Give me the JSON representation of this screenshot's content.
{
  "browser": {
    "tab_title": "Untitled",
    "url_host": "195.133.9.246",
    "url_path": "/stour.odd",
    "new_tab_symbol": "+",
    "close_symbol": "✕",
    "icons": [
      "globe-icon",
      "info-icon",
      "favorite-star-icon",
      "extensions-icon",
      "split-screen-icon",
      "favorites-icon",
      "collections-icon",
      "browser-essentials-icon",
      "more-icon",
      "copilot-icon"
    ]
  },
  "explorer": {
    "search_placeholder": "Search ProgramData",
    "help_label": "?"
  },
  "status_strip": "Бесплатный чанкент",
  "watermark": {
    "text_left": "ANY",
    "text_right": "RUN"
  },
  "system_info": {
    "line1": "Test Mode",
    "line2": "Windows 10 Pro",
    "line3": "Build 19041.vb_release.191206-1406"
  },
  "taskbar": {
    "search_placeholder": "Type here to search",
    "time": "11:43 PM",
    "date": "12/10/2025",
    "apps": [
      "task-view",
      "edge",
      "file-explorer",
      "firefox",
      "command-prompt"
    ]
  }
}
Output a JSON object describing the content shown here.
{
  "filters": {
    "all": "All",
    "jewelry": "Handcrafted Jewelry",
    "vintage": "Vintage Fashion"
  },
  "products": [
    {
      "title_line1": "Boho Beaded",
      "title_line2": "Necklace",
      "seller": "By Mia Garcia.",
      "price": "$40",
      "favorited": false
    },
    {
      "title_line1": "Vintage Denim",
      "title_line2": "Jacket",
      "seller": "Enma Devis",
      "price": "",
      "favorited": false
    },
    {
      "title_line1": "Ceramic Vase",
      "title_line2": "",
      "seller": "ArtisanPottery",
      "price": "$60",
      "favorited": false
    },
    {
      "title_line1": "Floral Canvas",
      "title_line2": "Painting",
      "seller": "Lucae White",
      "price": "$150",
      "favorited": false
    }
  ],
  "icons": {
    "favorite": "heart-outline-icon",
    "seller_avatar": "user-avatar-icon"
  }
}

* _SHORT TASK_:
Only the number is wanted: how many lines of the material contain the word "JSON"?

* _EXERCISE ANSWER_:
2